[Start Entries provided]
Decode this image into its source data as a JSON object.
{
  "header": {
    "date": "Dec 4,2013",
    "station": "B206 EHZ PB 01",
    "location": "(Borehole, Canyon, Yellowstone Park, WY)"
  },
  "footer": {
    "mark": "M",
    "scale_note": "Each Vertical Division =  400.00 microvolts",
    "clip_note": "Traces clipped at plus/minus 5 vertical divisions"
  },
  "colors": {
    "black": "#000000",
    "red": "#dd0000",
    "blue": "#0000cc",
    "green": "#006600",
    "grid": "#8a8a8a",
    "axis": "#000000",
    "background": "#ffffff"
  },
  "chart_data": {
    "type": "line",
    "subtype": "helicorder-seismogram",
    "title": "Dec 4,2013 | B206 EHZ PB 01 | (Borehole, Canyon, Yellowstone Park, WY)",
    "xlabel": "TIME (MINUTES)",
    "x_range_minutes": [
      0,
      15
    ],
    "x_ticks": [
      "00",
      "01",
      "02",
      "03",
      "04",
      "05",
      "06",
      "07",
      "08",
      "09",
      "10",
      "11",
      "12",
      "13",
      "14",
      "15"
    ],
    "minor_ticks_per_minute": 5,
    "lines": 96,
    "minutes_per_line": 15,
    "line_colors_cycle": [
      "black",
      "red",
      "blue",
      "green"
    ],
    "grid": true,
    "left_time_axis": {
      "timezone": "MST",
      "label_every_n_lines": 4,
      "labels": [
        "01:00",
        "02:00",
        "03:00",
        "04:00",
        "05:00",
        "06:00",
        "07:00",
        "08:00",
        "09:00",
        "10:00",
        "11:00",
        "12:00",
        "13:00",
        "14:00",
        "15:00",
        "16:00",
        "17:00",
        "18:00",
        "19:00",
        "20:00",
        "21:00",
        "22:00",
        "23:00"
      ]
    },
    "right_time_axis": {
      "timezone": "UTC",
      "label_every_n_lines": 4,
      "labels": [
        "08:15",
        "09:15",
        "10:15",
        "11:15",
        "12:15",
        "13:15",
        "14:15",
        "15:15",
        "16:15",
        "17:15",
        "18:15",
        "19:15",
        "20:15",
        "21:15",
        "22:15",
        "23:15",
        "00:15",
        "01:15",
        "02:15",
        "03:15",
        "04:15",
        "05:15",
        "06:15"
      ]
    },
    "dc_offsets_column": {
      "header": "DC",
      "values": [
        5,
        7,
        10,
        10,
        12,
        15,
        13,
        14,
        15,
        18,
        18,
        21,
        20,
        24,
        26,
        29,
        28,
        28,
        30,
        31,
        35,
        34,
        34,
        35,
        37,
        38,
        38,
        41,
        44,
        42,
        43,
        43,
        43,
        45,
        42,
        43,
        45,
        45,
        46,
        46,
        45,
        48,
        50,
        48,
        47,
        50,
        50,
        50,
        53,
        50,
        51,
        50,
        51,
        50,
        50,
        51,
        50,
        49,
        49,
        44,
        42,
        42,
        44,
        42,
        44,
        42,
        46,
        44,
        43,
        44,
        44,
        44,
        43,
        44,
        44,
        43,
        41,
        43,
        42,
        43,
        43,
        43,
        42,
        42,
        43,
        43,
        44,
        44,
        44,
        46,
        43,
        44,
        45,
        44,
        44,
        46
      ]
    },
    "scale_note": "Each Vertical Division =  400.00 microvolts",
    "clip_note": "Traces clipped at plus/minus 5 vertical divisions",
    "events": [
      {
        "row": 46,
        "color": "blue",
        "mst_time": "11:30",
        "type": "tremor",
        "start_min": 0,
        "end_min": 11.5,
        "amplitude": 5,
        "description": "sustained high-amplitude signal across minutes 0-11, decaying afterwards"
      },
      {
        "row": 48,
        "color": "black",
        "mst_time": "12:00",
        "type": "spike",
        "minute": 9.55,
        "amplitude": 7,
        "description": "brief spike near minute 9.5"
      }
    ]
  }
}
[End Entries provided]
▸ Directions
Copy each line above that contains the word "minus".

▸ Response below
    "clip_note": "Traces clipped at plus/minus 5 vertical divisions"
    "clip_note": "Traces clipped at plus/minus 5 vertical divisions",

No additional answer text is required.